▶ **Exercise description**: Each entry in the listing below should be restated word for word.

::::::

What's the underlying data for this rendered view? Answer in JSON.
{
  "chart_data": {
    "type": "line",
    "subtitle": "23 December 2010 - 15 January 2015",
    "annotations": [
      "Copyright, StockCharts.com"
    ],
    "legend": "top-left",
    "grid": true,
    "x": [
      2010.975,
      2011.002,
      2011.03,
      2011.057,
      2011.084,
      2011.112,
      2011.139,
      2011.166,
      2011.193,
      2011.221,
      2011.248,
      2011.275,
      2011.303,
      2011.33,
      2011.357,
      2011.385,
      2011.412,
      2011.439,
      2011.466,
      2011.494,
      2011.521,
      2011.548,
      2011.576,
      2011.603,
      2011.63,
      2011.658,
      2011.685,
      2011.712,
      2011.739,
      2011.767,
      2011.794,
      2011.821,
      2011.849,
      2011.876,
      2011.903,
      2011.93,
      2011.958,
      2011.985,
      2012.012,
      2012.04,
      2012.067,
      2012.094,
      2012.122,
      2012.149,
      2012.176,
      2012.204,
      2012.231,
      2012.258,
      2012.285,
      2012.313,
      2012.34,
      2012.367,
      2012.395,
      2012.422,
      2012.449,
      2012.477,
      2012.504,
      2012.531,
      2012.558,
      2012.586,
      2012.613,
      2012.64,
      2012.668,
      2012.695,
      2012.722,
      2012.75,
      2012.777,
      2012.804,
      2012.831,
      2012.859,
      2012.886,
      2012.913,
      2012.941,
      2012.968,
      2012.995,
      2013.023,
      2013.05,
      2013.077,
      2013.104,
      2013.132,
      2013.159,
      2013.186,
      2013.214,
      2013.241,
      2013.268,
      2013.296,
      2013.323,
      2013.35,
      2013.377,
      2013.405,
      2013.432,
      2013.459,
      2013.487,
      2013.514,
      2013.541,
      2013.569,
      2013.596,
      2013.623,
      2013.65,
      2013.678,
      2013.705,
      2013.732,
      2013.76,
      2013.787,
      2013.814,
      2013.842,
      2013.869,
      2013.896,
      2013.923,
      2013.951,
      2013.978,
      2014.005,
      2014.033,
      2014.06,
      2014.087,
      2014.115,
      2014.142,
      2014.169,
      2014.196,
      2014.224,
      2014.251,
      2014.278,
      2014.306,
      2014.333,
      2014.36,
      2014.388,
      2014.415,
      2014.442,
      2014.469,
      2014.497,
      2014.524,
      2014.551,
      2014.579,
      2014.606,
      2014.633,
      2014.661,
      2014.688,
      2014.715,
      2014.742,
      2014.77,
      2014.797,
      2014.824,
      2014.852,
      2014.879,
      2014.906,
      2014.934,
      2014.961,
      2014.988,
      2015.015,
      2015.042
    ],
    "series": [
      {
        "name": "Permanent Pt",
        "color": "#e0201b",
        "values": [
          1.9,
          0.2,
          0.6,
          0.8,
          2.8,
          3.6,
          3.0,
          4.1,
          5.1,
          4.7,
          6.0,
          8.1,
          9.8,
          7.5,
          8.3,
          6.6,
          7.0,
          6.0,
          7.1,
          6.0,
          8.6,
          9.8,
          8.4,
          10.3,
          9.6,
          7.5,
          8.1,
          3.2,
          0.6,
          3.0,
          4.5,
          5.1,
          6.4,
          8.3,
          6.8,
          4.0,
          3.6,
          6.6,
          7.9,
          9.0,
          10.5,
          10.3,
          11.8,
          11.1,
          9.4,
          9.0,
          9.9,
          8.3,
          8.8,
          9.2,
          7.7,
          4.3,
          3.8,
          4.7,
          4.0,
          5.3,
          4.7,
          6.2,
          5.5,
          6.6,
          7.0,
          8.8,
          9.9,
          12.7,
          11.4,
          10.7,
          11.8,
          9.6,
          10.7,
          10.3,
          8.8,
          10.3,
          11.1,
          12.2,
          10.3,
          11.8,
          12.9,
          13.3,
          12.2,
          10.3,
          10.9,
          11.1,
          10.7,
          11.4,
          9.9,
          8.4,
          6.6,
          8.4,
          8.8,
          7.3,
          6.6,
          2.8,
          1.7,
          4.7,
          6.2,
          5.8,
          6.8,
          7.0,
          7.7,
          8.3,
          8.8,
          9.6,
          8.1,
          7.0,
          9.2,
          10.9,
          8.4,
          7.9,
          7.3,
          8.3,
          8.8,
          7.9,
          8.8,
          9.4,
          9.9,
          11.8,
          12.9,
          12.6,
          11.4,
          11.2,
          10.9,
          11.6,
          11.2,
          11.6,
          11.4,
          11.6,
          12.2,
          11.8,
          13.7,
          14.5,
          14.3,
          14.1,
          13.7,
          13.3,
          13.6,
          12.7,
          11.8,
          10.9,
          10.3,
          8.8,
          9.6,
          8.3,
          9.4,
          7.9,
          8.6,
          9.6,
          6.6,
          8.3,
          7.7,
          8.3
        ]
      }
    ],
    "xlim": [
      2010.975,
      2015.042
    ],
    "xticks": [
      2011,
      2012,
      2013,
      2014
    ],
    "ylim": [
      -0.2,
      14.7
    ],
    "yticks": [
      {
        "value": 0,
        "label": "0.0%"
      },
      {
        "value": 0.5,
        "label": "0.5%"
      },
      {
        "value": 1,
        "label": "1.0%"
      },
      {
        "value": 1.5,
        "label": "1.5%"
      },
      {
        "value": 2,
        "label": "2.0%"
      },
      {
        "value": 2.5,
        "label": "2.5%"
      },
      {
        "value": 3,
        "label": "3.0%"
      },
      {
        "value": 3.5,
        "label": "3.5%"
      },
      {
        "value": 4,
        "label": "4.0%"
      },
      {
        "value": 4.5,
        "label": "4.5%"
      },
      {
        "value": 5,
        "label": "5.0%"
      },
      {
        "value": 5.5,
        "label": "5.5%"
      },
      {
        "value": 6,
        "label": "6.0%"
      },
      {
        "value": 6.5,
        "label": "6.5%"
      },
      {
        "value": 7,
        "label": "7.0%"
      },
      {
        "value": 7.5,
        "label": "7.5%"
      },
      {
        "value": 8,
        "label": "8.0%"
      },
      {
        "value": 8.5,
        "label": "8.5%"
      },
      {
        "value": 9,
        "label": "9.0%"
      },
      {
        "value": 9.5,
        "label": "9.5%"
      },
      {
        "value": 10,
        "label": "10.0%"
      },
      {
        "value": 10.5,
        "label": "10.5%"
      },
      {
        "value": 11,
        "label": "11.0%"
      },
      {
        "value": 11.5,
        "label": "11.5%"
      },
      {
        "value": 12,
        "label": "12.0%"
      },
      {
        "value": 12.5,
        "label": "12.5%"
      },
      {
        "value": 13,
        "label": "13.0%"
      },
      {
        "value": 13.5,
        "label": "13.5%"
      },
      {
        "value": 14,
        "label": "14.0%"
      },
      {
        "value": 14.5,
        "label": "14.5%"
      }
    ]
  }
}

::::::

▶ **Solution**:
What's the underlying data for this rendered view? Answer in JSON.
{
  "chart_data": {
    "type": "line",
    "subtitle": "23 December 2010 - 15 January 2015",
    "annotations": [
      "Copyright, StockCharts.com"
    ],
    "legend": "top-left",
    "grid": true,
    "x": [
      2010.975,
      2011.002,
      2011.03,
      2011.057,
      2011.084,
      2011.112,
      2011.139,
      2011.166,
      2011.193,
      2011.221,
      2011.248,
      2011.275,
      2011.303,
      2011.33,
      2011.357,
      2011.385,
      2011.412,
      2011.439,
      2011.466,
      2011.494,
      2011.521,
      2011.548,
      2011.576,
      2011.603,
      2011.63,
      2011.658,
      2011.685,
      2011.712,
      2011.739,
      2011.767,
      2011.794,
      2011.821,
      2011.849,
      2011.876,
      2011.903,
      2011.93,
      2011.958,
      2011.985,
      2012.012,
      2012.04,
      2012.067,
      2012.094,
      2012.122,
      2012.149,
      2012.176,
      2012.204,
      2012.231,
      2012.258,
      2012.285,
      2012.313,
      2012.34,
      2012.367,
      2012.395,
      2012.422,
      2012.449,
      2012.477,
      2012.504,
      2012.531,
      2012.558,
      2012.586,
      2012.613,
      2012.64,
      2012.668,
      2012.695,
      2012.722,
      2012.75,
      2012.777,
      2012.804,
      2012.831,
      2012.859,
      2012.886,
      2012.913,
      2012.941,
      2012.968,
      2012.995,
      2013.023,
      2013.05,
      2013.077,
      2013.104,
      2013.132,
      2013.159,
      2013.186,
      2013.214,
      2013.241,
      2013.268,
      2013.296,
      2013.323,
      2013.35,
      2013.377,
      2013.405,
      2013.432,
      2013.459,
      2013.487,
      2013.514,
      2013.541,
      2013.569,
      2013.596,
      2013.623,
      2013.65,
      2013.678,
      2013.705,
      2013.732,
      2013.76,
      2013.787,
      2013.814,
      2013.842,
      2013.869,
      2013.896,
      2013.923,
      2013.951,
      2013.978,
      2014.005,
      2014.033,
      2014.06,
      2014.087,
      2014.115,
      2014.142,
      2014.169,
      2014.196,
      2014.224,
      2014.251,
      2014.278,
      2014.306,
      2014.333,
      2014.36,
      2014.388,
      2014.415,
      2014.442,
      2014.469,
      2014.497,
      2014.524,
      2014.551,
      2014.579,
      2014.606,
      2014.633,
      2014.661,
      2014.688,
      2014.715,
      2014.742,
      2014.77,
      2014.797,
      2014.824,
      2014.852,
      2014.879,
      2014.906,
      2014.934,
      2014.961,
      2014.988,
      2015.015,
      2015.042
    ],
    "series": [
      {
        "name": "Permanent Pt",
        "color": "#e0201b",
        "values": [
          1.9,
          0.2,
          0.6,
          0.8,
          2.8,
          3.6,
          3.0,
          4.1,
          5.1,
          4.7,
          6.0,
          8.1,
          9.8,
          7.5,
          8.3,
          6.6,
          7.0,
          6.0,
          7.1,
          6.0,
          8.6,
          9.8,
          8.4,
          10.3,
          9.6,
          7.5,
          8.1,
          3.2,
          0.6,
          3.0,
          4.5,
          5.1,
          6.4,
          8.3,
          6.8,
          4.0,
          3.6,
          6.6,
          7.9,
          9.0,
          10.5,
          10.3,
          11.8,
          11.1,
          9.4,
          9.0,
          9.9,
          8.3,
          8.8,
          9.2,
          7.7,
          4.3,
          3.8,
          4.7,
          4.0,
          5.3,
          4.7,
          6.2,
          5.5,
          6.6,
          7.0,
          8.8,
          9.9,
          12.7,
          11.4,
          10.7,
          11.8,
          9.6,
          10.7,
          10.3,
          8.8,
          10.3,
          11.1,
          12.2,
          10.3,
          11.8,
          12.9,
          13.3,
          12.2,
          10.3,
          10.9,
          11.1,
          10.7,
          11.4,
          9.9,
          8.4,
          6.6,
          8.4,
          8.8,
          7.3,
          6.6,
          2.8,
          1.7,
          4.7,
          6.2,
          5.8,
          6.8,
          7.0,
          7.7,
          8.3,
          8.8,
          9.6,
          8.1,
          7.0,
          9.2,
          10.9,
          8.4,
          7.9,
          7.3,
          8.3,
          8.8,
          7.9,
          8.8,
          9.4,
          9.9,
          11.8,
          12.9,
          12.6,
          11.4,
          11.2,
          10.9,
          11.6,
          11.2,
          11.6,
          11.4,
          11.6,
          12.2,
          11.8,
          13.7,
          14.5,
          14.3,
          14.1,
          13.7,
          13.3,
          13.6,
          12.7,
          11.8,
          10.9,
          10.3,
          8.8,
          9.6,
          8.3,
          9.4,
          7.9,
          8.6,
          9.6,
          6.6,
          8.3,
          7.7,
          8.3
        ]
      }
    ],
    "xlim": [
      2010.975,
      2015.042
    ],
    "xticks": [
      2011,
      2012,
      2013,
      2014
    ],
    "ylim": [
      -0.2,
      14.7
    ],
    "yticks": [
      {
        "value": 0,
        "label": "0.0%"
      },
      {
        "value": 0.5,
        "label": "0.5%"
      },
      {
        "value": 1,
        "label": "1.0%"
      },
      {
        "value": 1.5,
        "label": "1.5%"
      },
      {
        "value": 2,
        "label": "2.0%"
      },
      {
        "value": 2.5,
        "label": "2.5%"
      },
      {
        "value": 3,
        "label": "3.0%"
      },
      {
        "value": 3.5,
        "label": "3.5%"
      },
      {
        "value": 4,
        "label": "4.0%"
      },
      {
        "value": 4.5,
        "label": "4.5%"
      },
      {
        "value": 5,
        "label": "5.0%"
      },
      {
        "value": 5.5,
        "label": "5.5%"
      },
      {
        "value": 6,
        "label": "6.0%"
      },
      {
        "value": 6.5,
        "label": "6.5%"
      },
      {
        "value": 7,
        "label": "7.0%"
      },
      {
        "value": 7.5,
        "label": "7.5%"
      },
      {
        "value": 8,
        "label": "8.0%"
      },
      {
        "value": 8.5,
        "label": "8.5%"
      },
      {
        "value": 9,
        "label": "9.0%"
      },
      {
        "value": 9.5,
        "label": "9.5%"
      },
      {
        "value": 10,
        "label": "10.0%"
      },
      {
        "value": 10.5,
        "label": "10.5%"
      },
      {
        "value": 11,
        "label": "11.0%"
      },
      {
        "value": 11.5,
        "label": "11.5%"
      },
      {
        "value": 12,
        "label": "12.0%"
      },
      {
        "value": 12.5,
        "label": "12.5%"
      },
      {
        "value": 13,
        "label": "13.0%"
      },
      {
        "value": 13.5,
        "label": "13.5%"
      },
      {
        "value": 14,
        "label": "14.0%"
      },
      {
        "value": 14.5,
        "label": "14.5%"
      }
    ]
  }
}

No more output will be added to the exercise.